- **WRITTEN TASK**
Would you retype all of these records exactly?

╔══

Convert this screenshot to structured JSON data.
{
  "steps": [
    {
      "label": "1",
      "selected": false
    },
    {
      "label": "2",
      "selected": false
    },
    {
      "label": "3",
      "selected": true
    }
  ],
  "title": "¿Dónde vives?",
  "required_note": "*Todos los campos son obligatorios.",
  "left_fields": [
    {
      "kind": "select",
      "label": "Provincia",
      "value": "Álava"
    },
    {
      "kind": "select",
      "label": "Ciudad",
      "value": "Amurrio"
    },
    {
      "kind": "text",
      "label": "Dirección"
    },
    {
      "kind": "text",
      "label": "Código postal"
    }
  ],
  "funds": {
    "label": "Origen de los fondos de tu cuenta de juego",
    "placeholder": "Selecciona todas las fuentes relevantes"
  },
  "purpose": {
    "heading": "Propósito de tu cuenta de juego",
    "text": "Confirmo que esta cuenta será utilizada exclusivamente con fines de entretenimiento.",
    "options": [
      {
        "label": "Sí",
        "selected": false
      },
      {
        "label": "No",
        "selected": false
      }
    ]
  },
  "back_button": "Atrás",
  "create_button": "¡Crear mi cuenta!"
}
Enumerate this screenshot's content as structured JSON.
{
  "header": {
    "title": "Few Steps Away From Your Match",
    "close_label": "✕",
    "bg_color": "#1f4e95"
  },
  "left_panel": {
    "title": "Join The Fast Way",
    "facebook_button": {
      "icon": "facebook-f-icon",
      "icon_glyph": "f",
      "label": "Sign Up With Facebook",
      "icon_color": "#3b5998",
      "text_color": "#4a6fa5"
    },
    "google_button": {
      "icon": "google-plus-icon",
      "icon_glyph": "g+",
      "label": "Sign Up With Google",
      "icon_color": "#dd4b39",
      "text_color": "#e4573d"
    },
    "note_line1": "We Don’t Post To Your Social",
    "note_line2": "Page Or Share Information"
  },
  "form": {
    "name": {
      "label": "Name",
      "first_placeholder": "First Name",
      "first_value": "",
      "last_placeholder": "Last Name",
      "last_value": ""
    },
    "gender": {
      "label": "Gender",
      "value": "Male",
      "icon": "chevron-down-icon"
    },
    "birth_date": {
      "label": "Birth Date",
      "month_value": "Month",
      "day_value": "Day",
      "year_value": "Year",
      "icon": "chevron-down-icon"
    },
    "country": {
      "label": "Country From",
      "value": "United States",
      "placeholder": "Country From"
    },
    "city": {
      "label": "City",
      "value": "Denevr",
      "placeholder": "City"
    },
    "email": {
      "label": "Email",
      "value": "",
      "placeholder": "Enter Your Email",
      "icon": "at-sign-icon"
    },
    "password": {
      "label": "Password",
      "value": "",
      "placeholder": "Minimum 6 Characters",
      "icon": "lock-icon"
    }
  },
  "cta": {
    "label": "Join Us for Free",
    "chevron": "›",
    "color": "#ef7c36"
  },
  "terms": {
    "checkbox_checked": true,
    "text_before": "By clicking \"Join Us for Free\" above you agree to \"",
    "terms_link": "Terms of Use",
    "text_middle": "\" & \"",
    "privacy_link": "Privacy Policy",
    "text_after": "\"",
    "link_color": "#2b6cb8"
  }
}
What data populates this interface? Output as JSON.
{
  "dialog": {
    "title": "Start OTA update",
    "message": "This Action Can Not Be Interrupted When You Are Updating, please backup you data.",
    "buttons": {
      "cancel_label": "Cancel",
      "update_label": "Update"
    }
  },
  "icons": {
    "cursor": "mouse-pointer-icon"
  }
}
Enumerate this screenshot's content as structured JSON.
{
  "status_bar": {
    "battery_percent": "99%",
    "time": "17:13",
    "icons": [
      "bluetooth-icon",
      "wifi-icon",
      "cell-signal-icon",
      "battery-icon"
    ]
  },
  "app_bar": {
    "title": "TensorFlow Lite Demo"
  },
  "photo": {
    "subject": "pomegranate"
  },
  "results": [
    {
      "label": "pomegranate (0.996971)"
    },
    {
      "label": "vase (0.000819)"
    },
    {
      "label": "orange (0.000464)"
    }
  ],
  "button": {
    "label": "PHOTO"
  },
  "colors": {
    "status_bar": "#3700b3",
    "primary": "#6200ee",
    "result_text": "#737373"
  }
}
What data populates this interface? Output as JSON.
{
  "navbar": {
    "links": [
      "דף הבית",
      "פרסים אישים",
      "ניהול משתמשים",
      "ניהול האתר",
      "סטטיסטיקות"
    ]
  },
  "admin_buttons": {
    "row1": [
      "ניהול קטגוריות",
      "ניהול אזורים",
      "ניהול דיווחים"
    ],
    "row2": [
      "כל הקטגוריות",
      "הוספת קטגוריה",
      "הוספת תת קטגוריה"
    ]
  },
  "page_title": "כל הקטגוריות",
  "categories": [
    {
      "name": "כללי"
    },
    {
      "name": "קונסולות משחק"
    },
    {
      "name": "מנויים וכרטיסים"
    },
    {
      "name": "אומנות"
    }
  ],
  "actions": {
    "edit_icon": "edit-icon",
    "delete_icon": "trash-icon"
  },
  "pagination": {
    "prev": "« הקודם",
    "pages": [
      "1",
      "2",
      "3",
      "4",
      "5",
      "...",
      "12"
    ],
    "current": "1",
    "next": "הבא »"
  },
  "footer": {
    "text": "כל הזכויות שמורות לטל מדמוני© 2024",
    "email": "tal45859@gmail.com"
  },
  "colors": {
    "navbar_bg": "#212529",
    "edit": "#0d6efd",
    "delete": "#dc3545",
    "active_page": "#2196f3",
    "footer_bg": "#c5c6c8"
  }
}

╚══

- **WRITTEN RESPONSE**
Convert this screenshot to structured JSON data.
{
  "steps": [
    {
      "label": "1",
      "selected": false
    },
    {
      "label": "2",
      "selected": false
    },
    {
      "label": "3",
      "selected": true
    }
  ],
  "title": "¿Dónde vives?",
  "required_note": "*Todos los campos son obligatorios.",
  "left_fields": [
    {
      "kind": "select",
      "label": "Provincia",
      "value": "Álava"
    },
    {
      "kind": "select",
      "label": "Ciudad",
      "value": "Amurrio"
    },
    {
      "kind": "text",
      "label": "Dirección"
    },
    {
      "kind": "text",
      "label": "Código postal"
    }
  ],
  "funds": {
    "label": "Origen de los fondos de tu cuenta de juego",
    "placeholder": "Selecciona todas las fuentes relevantes"
  },
  "purpose": {
    "heading": "Propósito de tu cuenta de juego",
    "text": "Confirmo que esta cuenta será utilizada exclusivamente con fines de entretenimiento.",
    "options": [
      {
        "label": "Sí",
        "selected": false
      },
      {
        "label": "No",
        "selected": false
      }
    ]
  },
  "back_button": "Atrás",
  "create_button": "¡Crear mi cuenta!"
}
Enumerate this screenshot's content as structured JSON.
{
  "header": {
    "title": "Few Steps Away From Your Match",
    "close_label": "✕",
    "bg_color": "#1f4e95"
  },
  "left_panel": {
    "title": "Join The Fast Way",
    "facebook_button": {
      "icon": "facebook-f-icon",
      "icon_glyph": "f",
      "label": "Sign Up With Facebook",
      "icon_color": "#3b5998",
      "text_color": "#4a6fa5"
    },
    "google_button": {
      "icon": "google-plus-icon",
      "icon_glyph": "g+",
      "label": "Sign Up With Google",
      "icon_color": "#dd4b39",
      "text_color": "#e4573d"
    },
    "note_line1": "We Don’t Post To Your Social",
    "note_line2": "Page Or Share Information"
  },
  "form": {
    "name": {
      "label": "Name",
      "first_placeholder": "First Name",
      "first_value": "",
      "last_placeholder": "Last Name",
      "last_value": ""
    },
    "gender": {
      "label": "Gender",
      "value": "Male",
      "icon": "chevron-down-icon"
    },
    "birth_date": {
      "label": "Birth Date",
      "month_value": "Month",
      "day_value": "Day",
      "year_value": "Year",
      "icon": "chevron-down-icon"
    },
    "country": {
      "label": "Country From",
      "value": "United States",
      "placeholder": "Country From"
    },
    "city": {
      "label": "City",
      "value": "Denevr",
      "placeholder": "City"
    },
    "email": {
      "label": "Email",
      "value": "",
      "placeholder": "Enter Your Email",
      "icon": "at-sign-icon"
    },
    "password": {
      "label": "Password",
      "value": "",
      "placeholder": "Minimum 6 Characters",
      "icon": "lock-icon"
    }
  },
  "cta": {
    "label": "Join Us for Free",
    "chevron": "›",
    "color": "#ef7c36"
  },
  "terms": {
    "checkbox_checked": true,
    "text_before": "By clicking \"Join Us for Free\" above you agree to \"",
    "terms_link": "Terms of Use",
    "text_middle": "\" & \"",
    "privacy_link": "Privacy Policy",
    "text_after": "\"",
    "link_color": "#2b6cb8"
  }
}
What data populates this interface? Output as JSON.
{
  "dialog": {
    "title": "Start OTA update",
    "message": "This Action Can Not Be Interrupted When You Are Updating, please backup you data.",
    "buttons": {
      "cancel_label": "Cancel",
      "update_label": "Update"
    }
  },
  "icons": {
    "cursor": "mouse-pointer-icon"
  }
}
Enumerate this screenshot's content as structured JSON.
{
  "status_bar": {
    "battery_percent": "99%",
    "time": "17:13",
    "icons": [
      "bluetooth-icon",
      "wifi-icon",
      "cell-signal-icon",
      "battery-icon"
    ]
  },
  "app_bar": {
    "title": "TensorFlow Lite Demo"
  },
  "photo": {
    "subject": "pomegranate"
  },
  "results": [
    {
      "label": "pomegranate (0.996971)"
    },
    {
      "label": "vase (0.000819)"
    },
    {
      "label": "orange (0.000464)"
    }
  ],
  "button": {
    "label": "PHOTO"
  },
  "colors": {
    "status_bar": "#3700b3",
    "primary": "#6200ee",
    "result_text": "#737373"
  }
}
What data populates this interface? Output as JSON.
{
  "navbar": {
    "links": [
      "דף הבית",
      "פרסים אישים",
      "ניהול משתמשים",
      "ניהול האתר",
      "סטטיסטיקות"
    ]
  },
  "admin_buttons": {
    "row1": [
      "ניהול קטגוריות",
      "ניהול אזורים",
      "ניהול דיווחים"
    ],
    "row2": [
      "כל הקטגוריות",
      "הוספת קטגוריה",
      "הוספת תת קטגוריה"
    ]
  },
  "page_title": "כל הקטגוריות",
  "categories": [
    {
      "name": "כללי"
    },
    {
      "name": "קונסולות משחק"
    },
    {
      "name": "מנויים וכרטיסים"
    },
    {
      "name": "אומנות"
    }
  ],
  "actions": {
    "edit_icon": "edit-icon",
    "delete_icon": "trash-icon"
  },
  "pagination": {
    "prev": "« הקודם",
    "pages": [
      "1",
      "2",
      "3",
      "4",
      "5",
      "...",
      "12"
    ],
    "current": "1",
    "next": "הבא »"
  },
  "footer": {
    "text": "כל הזכויות שמורות לטל מדמוני© 2024",
    "email": "tal45859@gmail.com"
  },
  "colors": {
    "navbar_bg": "#212529",
    "edit": "#0d6efd",
    "delete": "#dc3545",
    "active_page": "#2196f3",
    "footer_bg": "#c5c6c8"
  }
}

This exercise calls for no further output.